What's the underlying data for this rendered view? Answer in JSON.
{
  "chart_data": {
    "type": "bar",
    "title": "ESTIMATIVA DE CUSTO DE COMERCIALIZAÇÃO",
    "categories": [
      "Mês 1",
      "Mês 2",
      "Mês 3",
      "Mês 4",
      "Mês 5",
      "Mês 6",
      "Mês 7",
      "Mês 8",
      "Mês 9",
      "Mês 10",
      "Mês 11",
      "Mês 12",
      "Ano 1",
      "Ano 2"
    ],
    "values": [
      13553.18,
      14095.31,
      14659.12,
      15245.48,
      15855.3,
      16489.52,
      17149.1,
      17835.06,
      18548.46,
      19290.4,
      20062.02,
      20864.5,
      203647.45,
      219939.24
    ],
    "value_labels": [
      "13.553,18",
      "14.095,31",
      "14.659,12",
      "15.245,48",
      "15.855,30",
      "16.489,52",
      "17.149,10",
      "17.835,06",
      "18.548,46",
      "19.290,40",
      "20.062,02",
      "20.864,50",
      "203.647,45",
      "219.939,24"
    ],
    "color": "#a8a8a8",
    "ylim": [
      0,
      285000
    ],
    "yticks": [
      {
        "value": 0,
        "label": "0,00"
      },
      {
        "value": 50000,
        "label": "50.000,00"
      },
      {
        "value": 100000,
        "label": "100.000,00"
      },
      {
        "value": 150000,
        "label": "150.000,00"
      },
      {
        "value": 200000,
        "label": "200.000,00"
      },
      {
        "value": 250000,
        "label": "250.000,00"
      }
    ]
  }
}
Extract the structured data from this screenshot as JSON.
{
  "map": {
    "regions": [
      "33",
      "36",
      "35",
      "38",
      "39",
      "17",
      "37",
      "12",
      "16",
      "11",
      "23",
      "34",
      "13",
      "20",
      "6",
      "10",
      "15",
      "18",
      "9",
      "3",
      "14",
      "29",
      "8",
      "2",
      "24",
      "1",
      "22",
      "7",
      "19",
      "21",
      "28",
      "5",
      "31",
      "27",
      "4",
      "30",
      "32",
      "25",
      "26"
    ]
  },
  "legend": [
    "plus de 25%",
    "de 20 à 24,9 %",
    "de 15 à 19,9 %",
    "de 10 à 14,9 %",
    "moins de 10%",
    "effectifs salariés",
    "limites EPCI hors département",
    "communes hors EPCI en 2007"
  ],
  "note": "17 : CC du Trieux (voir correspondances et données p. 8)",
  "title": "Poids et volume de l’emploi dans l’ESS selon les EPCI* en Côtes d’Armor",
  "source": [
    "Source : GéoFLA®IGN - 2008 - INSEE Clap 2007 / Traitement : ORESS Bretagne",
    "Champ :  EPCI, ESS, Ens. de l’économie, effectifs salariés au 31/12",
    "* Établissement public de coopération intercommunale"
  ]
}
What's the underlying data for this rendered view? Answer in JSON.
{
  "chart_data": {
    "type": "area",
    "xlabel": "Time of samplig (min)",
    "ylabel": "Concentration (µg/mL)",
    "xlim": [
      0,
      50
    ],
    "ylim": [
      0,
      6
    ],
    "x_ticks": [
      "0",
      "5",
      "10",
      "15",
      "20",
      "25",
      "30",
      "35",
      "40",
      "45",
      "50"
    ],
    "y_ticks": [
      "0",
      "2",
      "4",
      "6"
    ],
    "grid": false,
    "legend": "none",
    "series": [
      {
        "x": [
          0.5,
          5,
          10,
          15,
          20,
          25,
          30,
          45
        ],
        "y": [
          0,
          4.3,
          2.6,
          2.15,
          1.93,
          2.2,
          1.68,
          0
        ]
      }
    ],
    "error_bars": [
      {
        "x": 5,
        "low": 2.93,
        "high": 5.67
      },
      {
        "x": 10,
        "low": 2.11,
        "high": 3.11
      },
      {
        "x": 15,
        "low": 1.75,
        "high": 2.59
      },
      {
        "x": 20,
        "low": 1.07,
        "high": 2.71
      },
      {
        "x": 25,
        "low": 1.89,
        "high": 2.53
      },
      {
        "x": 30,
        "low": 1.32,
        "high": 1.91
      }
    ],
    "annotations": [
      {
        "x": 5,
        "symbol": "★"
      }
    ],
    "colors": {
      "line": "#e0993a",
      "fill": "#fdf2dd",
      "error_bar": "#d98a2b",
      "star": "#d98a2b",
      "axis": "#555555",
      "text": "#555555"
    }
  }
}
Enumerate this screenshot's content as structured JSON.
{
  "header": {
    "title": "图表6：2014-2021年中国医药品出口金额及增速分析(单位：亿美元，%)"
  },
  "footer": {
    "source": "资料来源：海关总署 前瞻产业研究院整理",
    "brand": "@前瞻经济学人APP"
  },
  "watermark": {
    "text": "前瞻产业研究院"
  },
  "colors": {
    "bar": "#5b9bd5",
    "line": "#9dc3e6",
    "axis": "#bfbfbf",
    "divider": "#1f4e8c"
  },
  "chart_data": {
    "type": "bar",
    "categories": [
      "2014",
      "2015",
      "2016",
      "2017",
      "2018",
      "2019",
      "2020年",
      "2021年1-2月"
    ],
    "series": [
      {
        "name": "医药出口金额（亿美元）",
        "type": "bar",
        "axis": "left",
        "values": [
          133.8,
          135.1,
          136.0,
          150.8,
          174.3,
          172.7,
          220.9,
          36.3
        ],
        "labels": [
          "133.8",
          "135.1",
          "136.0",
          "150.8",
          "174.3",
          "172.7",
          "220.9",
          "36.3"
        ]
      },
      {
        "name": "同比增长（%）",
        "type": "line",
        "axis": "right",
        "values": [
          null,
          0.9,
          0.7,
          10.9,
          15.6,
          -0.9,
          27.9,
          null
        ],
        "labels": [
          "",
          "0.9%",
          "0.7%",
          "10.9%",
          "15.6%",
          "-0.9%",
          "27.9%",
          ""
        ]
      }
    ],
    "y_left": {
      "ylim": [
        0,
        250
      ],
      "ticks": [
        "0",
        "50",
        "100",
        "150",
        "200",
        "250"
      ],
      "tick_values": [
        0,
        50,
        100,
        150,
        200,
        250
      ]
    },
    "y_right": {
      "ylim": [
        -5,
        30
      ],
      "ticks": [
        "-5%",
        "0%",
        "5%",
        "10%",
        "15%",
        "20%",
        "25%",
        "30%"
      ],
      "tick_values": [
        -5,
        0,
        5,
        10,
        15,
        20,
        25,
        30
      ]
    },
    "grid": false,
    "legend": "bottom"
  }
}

* * *

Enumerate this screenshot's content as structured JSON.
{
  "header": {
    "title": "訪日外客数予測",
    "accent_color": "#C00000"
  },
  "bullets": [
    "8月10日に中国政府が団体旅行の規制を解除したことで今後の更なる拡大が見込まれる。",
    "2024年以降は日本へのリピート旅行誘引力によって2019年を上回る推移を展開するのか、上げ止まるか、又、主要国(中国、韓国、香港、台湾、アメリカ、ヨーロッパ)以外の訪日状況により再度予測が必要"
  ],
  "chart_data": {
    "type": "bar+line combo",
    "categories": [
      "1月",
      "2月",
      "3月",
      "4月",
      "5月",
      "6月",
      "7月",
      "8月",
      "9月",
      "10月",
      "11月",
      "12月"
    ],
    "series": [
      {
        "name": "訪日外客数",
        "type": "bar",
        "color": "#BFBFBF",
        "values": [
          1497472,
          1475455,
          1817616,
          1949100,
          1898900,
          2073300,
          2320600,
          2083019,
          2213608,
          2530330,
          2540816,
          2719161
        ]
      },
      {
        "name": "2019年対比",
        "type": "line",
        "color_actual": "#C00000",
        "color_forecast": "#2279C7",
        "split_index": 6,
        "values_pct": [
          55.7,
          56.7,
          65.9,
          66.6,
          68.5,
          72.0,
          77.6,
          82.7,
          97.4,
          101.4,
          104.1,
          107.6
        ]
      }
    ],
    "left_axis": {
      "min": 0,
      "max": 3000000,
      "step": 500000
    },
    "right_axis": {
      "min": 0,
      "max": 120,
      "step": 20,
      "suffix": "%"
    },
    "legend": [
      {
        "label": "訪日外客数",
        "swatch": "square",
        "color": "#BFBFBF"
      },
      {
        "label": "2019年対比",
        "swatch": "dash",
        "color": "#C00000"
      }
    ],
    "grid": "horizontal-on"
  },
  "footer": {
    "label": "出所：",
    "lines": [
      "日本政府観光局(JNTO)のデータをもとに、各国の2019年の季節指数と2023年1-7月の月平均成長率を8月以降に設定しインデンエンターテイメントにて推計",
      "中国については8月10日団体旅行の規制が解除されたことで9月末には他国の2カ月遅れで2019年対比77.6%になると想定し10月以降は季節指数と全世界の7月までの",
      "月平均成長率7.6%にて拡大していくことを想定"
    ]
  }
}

# EXERCISE GOAL
Copy out each line of the data where the string "EPCI" appears.

# SOLUTION FOR THIS TASK
    "limites EPCI hors département",
    "communes hors EPCI en 2007"
  "title": "Poids et volume de l’emploi dans l’ESS selon les EPCI* en Côtes d’Armor",
    "Champ :  EPCI, ESS, Ens. de l’économie, effectifs salariés au 31/12",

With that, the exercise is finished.